▶ _Job_
Extract each line bearing the word "annotation".

▶ _Material for this task_
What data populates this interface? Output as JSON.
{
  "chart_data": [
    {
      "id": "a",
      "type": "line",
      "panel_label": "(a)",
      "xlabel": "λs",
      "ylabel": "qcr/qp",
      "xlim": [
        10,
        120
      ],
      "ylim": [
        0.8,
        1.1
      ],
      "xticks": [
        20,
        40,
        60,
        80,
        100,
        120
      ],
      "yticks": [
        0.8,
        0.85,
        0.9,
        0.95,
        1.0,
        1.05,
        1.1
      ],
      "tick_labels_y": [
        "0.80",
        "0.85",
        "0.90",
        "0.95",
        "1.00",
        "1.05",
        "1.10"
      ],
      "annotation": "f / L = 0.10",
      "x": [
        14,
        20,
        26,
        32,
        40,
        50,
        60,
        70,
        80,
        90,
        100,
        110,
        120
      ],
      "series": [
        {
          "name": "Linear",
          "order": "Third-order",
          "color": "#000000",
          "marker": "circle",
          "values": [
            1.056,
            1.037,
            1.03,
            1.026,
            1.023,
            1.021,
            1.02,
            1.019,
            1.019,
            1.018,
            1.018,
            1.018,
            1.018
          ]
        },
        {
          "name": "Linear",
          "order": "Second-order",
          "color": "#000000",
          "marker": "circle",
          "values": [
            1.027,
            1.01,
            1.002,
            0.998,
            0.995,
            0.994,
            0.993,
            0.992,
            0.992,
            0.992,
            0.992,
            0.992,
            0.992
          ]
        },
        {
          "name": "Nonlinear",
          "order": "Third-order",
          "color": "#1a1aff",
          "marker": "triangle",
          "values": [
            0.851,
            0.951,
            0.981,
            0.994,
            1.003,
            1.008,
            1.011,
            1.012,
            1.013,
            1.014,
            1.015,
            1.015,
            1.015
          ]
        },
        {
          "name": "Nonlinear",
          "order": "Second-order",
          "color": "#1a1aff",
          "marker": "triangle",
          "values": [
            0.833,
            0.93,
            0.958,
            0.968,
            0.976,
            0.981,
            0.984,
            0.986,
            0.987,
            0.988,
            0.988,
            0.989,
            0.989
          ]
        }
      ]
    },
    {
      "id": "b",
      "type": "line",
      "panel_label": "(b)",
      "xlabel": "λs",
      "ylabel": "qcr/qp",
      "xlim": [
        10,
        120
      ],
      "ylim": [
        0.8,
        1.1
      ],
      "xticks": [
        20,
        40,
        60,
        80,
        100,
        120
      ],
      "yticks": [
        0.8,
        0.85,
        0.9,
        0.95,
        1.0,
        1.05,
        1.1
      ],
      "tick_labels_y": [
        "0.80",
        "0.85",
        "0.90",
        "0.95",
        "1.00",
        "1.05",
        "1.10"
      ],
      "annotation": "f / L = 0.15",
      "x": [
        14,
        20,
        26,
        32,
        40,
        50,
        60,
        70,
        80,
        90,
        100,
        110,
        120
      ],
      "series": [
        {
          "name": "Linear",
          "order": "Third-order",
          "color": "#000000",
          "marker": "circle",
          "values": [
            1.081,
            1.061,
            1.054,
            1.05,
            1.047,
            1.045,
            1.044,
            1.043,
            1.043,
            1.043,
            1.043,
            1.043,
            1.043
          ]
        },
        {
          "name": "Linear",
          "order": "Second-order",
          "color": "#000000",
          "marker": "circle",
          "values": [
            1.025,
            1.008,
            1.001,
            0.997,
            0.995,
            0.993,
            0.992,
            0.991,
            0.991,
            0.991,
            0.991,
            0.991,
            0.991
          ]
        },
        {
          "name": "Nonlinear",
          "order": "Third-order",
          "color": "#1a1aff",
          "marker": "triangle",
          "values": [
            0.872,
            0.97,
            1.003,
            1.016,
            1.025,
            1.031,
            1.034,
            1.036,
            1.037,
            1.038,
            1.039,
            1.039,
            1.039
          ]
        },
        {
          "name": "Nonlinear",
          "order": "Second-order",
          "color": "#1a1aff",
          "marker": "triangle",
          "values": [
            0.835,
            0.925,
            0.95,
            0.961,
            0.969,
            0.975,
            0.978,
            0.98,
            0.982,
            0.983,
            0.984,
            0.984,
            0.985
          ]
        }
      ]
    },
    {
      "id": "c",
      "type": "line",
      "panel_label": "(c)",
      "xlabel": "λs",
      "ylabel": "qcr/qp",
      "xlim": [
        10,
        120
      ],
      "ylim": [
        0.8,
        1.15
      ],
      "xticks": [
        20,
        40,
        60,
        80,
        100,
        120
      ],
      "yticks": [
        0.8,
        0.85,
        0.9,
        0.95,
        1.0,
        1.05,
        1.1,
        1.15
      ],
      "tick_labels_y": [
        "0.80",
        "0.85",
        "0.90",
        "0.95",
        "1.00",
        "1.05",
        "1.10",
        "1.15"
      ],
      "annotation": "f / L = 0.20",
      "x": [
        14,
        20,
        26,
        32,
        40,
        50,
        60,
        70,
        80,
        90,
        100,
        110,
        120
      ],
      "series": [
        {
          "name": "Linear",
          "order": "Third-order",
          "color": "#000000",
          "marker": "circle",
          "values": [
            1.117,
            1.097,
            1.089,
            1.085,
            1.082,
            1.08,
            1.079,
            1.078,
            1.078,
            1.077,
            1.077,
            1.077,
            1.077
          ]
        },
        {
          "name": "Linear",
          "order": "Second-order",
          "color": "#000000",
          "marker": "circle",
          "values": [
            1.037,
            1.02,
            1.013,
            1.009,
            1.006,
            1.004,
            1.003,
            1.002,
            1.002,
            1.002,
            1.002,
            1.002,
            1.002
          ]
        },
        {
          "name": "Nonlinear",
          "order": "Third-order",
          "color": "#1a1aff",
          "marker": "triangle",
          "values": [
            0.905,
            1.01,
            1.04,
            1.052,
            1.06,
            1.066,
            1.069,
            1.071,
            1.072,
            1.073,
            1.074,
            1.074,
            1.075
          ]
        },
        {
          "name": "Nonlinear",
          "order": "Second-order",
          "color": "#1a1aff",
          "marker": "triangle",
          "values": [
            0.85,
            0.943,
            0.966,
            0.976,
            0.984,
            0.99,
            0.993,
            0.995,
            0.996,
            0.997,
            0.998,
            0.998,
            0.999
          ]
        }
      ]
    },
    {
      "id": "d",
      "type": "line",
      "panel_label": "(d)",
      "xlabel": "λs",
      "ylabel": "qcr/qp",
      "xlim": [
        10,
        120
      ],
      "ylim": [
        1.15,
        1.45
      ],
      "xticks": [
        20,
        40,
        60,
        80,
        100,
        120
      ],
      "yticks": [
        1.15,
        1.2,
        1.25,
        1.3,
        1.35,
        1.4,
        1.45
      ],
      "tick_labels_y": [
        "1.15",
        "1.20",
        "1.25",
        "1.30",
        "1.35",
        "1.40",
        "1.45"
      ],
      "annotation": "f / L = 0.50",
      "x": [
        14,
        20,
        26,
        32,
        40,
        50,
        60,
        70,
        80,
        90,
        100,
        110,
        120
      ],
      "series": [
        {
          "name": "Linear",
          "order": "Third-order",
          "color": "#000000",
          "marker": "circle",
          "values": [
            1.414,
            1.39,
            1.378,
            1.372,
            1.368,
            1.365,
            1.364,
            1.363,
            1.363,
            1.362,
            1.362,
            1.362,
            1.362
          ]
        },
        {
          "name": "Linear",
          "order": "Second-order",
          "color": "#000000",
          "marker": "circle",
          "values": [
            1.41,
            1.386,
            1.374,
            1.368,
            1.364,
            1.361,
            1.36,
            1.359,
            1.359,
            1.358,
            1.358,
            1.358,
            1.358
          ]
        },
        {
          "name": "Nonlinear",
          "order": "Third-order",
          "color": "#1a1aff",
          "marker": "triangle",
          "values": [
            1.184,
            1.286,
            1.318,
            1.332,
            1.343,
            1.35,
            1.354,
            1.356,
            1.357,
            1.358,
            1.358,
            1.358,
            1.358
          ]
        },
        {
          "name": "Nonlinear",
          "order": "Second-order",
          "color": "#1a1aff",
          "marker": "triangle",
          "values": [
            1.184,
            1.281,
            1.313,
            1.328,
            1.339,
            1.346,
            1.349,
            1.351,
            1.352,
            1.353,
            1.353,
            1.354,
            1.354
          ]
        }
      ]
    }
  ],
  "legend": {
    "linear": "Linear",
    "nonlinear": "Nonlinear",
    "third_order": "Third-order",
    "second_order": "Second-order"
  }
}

▶ _Response to this task_
      "annotation": "f / L = 0.10",
      "annotation": "f / L = 0.15",
      "annotation": "f / L = 0.20",
      "annotation": "f / L = 0.50",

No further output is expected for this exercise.